What to work on
Set down each entry from the block beneath, exactly as written.

————————

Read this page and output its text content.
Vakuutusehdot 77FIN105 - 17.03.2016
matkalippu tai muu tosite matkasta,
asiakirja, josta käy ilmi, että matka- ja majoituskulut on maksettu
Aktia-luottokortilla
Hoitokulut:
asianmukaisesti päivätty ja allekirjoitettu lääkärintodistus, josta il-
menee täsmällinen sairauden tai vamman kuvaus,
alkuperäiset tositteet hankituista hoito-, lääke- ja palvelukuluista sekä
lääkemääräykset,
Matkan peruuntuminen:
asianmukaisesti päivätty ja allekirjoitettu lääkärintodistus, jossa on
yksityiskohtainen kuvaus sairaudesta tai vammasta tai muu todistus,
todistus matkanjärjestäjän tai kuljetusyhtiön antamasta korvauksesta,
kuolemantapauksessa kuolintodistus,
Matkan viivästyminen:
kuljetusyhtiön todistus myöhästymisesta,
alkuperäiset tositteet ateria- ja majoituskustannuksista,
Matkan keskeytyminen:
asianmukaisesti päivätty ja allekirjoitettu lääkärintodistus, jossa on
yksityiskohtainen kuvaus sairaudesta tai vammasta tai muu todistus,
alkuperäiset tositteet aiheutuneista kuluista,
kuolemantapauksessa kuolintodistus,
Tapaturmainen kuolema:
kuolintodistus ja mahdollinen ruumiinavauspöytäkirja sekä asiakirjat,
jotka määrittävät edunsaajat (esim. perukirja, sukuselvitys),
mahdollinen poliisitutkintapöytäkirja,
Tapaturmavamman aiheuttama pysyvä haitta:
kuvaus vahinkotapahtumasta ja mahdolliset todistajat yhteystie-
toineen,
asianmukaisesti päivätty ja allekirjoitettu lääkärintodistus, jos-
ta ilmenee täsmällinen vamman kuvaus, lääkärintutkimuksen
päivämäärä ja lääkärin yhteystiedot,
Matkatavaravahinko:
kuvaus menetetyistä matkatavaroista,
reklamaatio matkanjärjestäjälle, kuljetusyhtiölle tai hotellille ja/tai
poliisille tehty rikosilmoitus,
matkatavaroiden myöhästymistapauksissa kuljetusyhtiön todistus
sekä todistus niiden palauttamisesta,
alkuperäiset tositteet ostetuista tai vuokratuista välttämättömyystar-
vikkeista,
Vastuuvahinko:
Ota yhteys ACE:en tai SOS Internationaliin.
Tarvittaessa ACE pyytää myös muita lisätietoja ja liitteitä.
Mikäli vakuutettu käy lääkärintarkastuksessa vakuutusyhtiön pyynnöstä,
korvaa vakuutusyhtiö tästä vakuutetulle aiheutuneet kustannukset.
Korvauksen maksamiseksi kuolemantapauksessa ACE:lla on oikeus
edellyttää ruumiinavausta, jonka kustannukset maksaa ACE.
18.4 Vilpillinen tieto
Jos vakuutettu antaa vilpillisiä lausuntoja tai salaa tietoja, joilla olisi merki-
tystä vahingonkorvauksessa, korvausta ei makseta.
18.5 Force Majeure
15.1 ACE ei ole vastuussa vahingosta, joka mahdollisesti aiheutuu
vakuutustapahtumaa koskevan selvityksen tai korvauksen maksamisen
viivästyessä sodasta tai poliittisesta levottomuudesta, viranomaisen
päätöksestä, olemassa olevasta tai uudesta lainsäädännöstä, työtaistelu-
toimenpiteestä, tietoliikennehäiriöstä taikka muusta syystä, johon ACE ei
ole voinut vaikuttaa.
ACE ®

————————

Complete answer
Read this page and output its text content.
Vakuutusehdot 77FIN105 - 17.03.2016
matkalippu tai muu tosite matkasta,
asiakirja, josta käy ilmi, että matka- ja majoituskulut on maksettu
Aktia-luottokortilla
Hoitokulut:
asianmukaisesti päivätty ja allekirjoitettu lääkärintodistus, josta il-
menee täsmällinen sairauden tai vamman kuvaus,
alkuperäiset tositteet hankituista hoito-, lääke- ja palvelukuluista sekä
lääkemääräykset,
Matkan peruuntuminen:
asianmukaisesti päivätty ja allekirjoitettu lääkärintodistus, jossa on
yksityiskohtainen kuvaus sairaudesta tai vammasta tai muu todistus,
todistus matkanjärjestäjän tai kuljetusyhtiön antamasta korvauksesta,
kuolemantapauksessa kuolintodistus,
Matkan viivästyminen:
kuljetusyhtiön todistus myöhästymisesta,
alkuperäiset tositteet ateria- ja majoituskustannuksista,
Matkan keskeytyminen:
asianmukaisesti päivätty ja allekirjoitettu lääkärintodistus, jossa on
yksityiskohtainen kuvaus sairaudesta tai vammasta tai muu todistus,
alkuperäiset tositteet aiheutuneista kuluista,
kuolemantapauksessa kuolintodistus,
Tapaturmainen kuolema:
kuolintodistus ja mahdollinen ruumiinavauspöytäkirja sekä asiakirjat,
jotka määrittävät edunsaajat (esim. perukirja, sukuselvitys),
mahdollinen poliisitutkintapöytäkirja,
Tapaturmavamman aiheuttama pysyvä haitta:
kuvaus vahinkotapahtumasta ja mahdolliset todistajat yhteystie-
toineen,
asianmukaisesti päivätty ja allekirjoitettu lääkärintodistus, jos-
ta ilmenee täsmällinen vamman kuvaus, lääkärintutkimuksen
päivämäärä ja lääkärin yhteystiedot,
Matkatavaravahinko:
kuvaus menetetyistä matkatavaroista,
reklamaatio matkanjärjestäjälle, kuljetusyhtiölle tai hotellille ja/tai
poliisille tehty rikosilmoitus,
matkatavaroiden myöhästymistapauksissa kuljetusyhtiön todistus
sekä todistus niiden palauttamisesta,
alkuperäiset tositteet ostetuista tai vuokratuista välttämättömyystar-
vikkeista,
Vastuuvahinko:
Ota yhteys ACE:en tai SOS Internationaliin.
Tarvittaessa ACE pyytää myös muita lisätietoja ja liitteitä.
Mikäli vakuutettu käy lääkärintarkastuksessa vakuutusyhtiön pyynnöstä,
korvaa vakuutusyhtiö tästä vakuutetulle aiheutuneet kustannukset.
Korvauksen maksamiseksi kuolemantapauksessa ACE:lla on oikeus
edellyttää ruumiinavausta, jonka kustannukset maksaa ACE.
18.4 Vilpillinen tieto
Jos vakuutettu antaa vilpillisiä lausuntoja tai salaa tietoja, joilla olisi merki-
tystä vahingonkorvauksessa, korvausta ei makseta.
18.5 Force Majeure
15.1 ACE ei ole vastuussa vahingosta, joka mahdollisesti aiheutuu
vakuutustapahtumaa koskevan selvityksen tai korvauksen maksamisen
viivästyessä sodasta tai poliittisesta levottomuudesta, viranomaisen
päätöksestä, olemassa olevasta tai uudesta lainsäädännöstä, työtaistelu-
toimenpiteestä, tietoliikennehäiriöstä taikka muusta syystä, johon ACE ei
ole voinut vaikuttaa.
ACE ®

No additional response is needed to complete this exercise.